*** Material provided

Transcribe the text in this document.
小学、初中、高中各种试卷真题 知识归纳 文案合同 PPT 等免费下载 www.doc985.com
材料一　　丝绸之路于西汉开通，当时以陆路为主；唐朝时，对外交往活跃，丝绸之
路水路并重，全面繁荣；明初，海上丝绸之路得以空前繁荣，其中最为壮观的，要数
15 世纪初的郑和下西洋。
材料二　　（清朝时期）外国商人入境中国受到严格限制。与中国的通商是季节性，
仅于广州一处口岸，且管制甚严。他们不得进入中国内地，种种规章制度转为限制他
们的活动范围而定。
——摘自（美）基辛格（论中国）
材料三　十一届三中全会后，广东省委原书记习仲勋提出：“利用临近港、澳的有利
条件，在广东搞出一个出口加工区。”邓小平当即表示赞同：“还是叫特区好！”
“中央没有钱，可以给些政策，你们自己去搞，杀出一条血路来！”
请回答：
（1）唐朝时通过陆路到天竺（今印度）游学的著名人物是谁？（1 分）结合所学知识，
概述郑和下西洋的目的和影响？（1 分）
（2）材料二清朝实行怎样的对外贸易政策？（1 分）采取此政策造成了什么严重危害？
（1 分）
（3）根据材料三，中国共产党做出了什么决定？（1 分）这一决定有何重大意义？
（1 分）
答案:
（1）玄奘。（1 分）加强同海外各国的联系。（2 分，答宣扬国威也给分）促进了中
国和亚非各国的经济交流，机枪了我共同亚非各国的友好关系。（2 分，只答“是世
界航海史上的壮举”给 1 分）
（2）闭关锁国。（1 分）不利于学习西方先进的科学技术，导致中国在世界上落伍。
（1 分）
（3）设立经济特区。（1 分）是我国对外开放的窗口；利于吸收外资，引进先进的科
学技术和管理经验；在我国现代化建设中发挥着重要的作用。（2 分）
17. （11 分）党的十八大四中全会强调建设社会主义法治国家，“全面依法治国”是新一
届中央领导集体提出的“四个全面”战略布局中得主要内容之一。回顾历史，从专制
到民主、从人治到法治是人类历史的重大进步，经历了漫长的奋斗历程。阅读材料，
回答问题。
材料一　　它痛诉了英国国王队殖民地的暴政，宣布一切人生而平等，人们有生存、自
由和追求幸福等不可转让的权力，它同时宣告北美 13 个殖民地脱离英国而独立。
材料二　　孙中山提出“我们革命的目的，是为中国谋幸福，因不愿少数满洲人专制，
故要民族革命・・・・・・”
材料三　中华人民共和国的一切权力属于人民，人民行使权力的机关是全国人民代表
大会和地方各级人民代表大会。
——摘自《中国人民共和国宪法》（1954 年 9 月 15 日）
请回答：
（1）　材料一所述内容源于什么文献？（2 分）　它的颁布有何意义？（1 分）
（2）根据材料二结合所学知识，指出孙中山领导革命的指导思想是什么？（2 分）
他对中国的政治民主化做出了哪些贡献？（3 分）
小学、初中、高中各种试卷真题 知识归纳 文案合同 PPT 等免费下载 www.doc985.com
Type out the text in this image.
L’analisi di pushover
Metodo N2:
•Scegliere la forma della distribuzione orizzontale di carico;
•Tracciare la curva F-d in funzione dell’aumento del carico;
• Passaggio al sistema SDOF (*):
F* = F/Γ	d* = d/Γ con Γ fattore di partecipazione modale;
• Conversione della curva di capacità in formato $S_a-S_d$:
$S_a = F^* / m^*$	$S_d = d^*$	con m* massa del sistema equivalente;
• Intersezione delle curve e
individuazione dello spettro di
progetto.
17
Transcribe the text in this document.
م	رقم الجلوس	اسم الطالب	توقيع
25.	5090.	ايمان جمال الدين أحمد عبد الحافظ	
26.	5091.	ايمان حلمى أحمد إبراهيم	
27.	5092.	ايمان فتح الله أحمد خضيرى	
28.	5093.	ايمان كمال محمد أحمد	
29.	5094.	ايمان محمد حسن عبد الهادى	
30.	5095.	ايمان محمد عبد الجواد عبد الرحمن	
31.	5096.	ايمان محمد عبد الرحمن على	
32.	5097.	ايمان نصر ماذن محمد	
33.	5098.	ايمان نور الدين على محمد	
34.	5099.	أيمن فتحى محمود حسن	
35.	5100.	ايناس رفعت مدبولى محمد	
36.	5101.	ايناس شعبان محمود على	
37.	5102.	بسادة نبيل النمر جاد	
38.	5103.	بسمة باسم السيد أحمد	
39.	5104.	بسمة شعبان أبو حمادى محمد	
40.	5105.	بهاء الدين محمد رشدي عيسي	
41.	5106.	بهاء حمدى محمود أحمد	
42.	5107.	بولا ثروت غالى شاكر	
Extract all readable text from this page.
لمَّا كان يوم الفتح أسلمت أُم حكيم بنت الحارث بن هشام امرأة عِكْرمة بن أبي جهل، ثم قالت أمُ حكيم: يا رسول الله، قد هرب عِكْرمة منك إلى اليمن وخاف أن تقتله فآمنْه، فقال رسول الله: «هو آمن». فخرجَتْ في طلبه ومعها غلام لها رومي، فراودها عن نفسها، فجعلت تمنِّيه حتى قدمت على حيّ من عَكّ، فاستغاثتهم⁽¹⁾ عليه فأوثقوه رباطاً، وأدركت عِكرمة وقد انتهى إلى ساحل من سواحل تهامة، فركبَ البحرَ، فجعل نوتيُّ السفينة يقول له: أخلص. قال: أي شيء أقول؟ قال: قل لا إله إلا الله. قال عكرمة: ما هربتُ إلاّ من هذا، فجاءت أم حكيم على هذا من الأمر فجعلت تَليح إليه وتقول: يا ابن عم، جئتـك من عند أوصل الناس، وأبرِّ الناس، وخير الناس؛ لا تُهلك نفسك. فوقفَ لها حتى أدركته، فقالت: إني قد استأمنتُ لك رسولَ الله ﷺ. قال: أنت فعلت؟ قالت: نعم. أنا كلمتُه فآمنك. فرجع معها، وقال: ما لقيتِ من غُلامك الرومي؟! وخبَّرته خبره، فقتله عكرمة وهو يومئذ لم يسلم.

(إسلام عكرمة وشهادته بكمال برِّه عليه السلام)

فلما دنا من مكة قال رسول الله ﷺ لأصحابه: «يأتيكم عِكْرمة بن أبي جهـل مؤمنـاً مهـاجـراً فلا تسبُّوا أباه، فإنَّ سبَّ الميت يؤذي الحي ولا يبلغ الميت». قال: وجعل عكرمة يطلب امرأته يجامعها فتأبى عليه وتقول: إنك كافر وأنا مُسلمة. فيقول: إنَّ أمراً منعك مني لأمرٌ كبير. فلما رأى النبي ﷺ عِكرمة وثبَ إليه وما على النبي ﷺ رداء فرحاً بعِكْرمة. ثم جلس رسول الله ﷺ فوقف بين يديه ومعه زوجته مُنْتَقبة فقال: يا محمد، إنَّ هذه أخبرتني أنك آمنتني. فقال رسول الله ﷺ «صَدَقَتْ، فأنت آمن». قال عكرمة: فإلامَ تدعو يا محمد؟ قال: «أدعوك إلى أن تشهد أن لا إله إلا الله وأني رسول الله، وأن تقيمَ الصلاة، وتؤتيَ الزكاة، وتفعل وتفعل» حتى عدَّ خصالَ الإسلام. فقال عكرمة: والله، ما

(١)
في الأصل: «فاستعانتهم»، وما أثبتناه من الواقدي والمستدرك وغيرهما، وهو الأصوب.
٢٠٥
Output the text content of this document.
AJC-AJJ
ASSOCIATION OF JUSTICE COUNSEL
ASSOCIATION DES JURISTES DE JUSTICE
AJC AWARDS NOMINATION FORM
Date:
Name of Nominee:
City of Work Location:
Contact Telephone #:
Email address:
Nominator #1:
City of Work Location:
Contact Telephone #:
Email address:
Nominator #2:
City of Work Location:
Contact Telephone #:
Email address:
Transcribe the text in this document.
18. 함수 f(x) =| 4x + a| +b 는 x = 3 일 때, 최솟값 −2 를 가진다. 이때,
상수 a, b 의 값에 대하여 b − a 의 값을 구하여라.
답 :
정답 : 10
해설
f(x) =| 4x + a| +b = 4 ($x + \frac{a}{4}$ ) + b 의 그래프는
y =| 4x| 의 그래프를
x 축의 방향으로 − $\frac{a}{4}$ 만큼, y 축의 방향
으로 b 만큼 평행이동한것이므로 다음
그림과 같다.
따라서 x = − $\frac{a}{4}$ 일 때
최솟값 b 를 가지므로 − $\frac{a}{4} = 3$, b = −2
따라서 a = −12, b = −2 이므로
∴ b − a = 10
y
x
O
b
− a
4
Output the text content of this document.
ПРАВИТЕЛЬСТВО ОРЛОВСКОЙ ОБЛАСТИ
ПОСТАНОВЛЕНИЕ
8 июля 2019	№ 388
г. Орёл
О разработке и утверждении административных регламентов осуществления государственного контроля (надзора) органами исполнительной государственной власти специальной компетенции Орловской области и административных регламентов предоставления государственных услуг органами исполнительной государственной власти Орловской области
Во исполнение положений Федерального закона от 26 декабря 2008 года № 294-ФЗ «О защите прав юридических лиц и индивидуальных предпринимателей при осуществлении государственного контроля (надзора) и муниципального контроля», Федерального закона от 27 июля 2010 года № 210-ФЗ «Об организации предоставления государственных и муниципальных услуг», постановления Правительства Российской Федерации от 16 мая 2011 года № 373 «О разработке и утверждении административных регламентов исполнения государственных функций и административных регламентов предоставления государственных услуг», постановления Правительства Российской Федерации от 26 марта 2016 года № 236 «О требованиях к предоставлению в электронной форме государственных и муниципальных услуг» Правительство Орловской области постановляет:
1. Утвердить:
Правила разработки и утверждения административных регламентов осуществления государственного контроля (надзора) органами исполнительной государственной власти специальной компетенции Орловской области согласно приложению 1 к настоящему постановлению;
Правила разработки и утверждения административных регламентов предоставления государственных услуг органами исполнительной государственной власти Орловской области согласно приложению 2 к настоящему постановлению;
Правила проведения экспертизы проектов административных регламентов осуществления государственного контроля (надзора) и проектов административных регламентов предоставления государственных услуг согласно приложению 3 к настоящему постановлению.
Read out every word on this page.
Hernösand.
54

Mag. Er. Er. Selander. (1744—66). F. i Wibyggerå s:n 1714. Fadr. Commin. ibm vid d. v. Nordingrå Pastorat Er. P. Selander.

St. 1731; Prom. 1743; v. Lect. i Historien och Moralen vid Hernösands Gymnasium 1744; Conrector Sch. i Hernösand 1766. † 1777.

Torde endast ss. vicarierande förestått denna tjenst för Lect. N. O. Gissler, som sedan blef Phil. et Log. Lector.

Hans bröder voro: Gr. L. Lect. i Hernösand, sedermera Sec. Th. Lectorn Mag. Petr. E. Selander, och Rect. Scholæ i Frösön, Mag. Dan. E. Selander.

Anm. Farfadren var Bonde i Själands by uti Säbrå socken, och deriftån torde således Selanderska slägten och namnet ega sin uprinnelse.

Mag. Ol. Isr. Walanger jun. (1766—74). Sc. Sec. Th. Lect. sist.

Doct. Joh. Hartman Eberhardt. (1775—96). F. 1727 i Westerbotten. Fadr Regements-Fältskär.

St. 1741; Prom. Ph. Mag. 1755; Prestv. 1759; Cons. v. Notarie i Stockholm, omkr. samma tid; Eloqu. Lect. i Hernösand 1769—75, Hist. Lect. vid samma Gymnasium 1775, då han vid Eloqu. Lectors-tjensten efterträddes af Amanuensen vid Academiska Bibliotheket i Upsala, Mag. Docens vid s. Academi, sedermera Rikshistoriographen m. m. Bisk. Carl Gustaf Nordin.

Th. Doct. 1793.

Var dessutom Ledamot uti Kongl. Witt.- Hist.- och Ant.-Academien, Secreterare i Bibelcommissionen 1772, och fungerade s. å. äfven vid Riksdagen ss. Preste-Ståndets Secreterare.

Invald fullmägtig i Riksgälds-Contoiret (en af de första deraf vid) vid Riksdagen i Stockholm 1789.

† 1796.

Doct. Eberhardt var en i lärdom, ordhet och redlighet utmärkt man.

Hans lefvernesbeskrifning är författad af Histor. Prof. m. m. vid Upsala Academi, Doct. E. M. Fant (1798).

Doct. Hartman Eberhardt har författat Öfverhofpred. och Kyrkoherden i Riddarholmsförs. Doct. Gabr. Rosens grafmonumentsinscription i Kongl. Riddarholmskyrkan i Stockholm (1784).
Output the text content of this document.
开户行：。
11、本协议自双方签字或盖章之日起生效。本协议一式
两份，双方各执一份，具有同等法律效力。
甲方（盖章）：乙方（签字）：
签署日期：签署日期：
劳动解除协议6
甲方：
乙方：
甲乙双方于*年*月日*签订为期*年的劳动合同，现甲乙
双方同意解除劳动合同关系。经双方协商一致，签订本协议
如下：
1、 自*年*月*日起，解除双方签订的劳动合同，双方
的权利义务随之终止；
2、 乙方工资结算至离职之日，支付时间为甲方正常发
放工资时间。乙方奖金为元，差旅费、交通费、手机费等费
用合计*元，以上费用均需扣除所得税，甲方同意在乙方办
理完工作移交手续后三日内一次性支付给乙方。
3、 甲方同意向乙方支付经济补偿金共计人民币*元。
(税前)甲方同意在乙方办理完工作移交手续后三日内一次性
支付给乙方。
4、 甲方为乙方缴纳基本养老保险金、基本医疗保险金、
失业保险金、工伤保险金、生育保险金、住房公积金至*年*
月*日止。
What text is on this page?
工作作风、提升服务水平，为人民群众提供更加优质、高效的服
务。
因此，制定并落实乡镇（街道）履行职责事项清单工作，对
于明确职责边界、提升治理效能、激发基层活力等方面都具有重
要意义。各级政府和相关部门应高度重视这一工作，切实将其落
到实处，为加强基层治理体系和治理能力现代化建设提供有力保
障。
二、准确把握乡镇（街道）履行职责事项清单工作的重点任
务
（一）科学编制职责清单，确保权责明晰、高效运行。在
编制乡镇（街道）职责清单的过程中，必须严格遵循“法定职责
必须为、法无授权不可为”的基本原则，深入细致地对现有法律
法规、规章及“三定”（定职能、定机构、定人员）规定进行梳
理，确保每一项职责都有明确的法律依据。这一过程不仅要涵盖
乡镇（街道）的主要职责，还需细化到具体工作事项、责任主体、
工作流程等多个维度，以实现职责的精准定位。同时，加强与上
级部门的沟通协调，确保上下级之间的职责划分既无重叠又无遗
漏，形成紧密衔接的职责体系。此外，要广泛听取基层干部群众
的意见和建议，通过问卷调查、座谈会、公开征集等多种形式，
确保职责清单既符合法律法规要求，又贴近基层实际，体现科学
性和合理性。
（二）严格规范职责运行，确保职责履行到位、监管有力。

******

State how many lines of the entries above include the word "رسول", offering no text other than the number.

Full output:
2